Return the stretch of the Kubernetes secrets excerpt from "Kubernetes secrets are" through "for IBM Cloud.", word for word.

QUOTED PASSAGE:
+---+

Kubernetes secrets are not really safe, they are base64 encoded, not encrypted. You will need to take additional measures like adding a Key Management Service to your Kubernetes cluster to enhance protection. This would be way out of scope for this tutorial. Commercial Cloud providers typically have out-of-the-box solutions, here is the documentation for IBM Cloud.
Our example uses the password ‘secret’ for MySQL. To base64 encode it, you can submit the following command:
$ echo -n "secret" | base64
c2VjcmV0
This is the definition of our secret (deploy/secret.yaml):
apiVersion: v1
kind: Secret
metadata:
name: mysql-secret
type: Opaque
data:
password: c2VjcmV0
Create it with:
kubectl create -f deploy/secret.yaml
Using this type of secret is almost the same like using the configmap we created.
This is the relevant section from deploy/mysql-v4.yaml:
env:
- name: MYSQL_ROOT_PASSWORD
valueFrom:
secretKeyRef:
name: mysql-secret
key: password
And this is the relevant section from deploy/todo-v4.yaml:
env:
- name: MYSQL_PASSWORD
valueFrom:
secretKeyRef:
name: mysql-secret
key: password
We can now remove the MYSQL_PASSWORD
section from the configmap (deploy/configmap-v2.yaml):
kubectl replace -f deploy/configmap-v2.yaml
Then apply the changed deployments as usual:
kubectl apply -f deploy/mysql-v4.yaml
kubectl apply -f deploy/todo-v4.yaml
Test the app as always. Your previously entered items should still be visible.
This concludes our hands-on tutorial.

+---+

MATERIAL SHOWN:
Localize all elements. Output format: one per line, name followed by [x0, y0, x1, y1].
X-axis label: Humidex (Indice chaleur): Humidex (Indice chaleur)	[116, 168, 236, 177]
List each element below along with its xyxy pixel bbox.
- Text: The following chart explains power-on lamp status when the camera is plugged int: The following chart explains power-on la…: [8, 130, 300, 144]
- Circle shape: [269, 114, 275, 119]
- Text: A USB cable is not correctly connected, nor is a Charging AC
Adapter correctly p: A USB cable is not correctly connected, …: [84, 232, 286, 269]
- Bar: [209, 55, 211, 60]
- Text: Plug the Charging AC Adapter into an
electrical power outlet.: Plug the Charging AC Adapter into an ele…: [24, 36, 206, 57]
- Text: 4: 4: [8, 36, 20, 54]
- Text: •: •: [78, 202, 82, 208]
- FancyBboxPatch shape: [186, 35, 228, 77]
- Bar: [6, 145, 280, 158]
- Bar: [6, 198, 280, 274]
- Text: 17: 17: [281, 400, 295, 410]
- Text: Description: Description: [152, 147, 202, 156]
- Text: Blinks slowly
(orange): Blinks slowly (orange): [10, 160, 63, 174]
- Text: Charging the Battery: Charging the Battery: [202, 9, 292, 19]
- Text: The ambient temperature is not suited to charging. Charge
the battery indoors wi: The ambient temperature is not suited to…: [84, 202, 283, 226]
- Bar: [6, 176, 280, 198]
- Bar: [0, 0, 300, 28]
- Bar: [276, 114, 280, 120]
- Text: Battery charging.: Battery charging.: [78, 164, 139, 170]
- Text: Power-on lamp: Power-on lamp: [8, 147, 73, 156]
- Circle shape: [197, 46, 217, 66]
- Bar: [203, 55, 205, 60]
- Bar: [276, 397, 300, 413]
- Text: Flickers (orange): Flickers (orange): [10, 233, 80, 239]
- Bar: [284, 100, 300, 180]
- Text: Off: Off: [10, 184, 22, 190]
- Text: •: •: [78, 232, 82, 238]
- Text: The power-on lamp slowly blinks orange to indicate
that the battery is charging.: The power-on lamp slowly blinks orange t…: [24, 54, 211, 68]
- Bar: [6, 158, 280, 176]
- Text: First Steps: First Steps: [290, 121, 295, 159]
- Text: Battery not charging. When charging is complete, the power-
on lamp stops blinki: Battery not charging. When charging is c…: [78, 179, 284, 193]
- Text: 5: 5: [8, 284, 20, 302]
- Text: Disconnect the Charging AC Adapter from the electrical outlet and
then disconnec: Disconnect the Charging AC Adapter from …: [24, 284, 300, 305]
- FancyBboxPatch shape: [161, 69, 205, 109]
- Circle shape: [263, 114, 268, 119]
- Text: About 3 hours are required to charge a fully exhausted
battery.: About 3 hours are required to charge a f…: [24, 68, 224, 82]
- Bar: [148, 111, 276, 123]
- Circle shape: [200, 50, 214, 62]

+---+

WRITTEN ANSWER:
Kubernetes secrets are not really safe, they are base64 encoded, not encrypted. You will need to take additional measures like adding a Key Management Service to your Kubernetes cluster to enhance protection. This would be way out of scope for this tutorial. Commercial Cloud providers typically have out-of-the-box solutions, here is the documentation for IBM Cloud.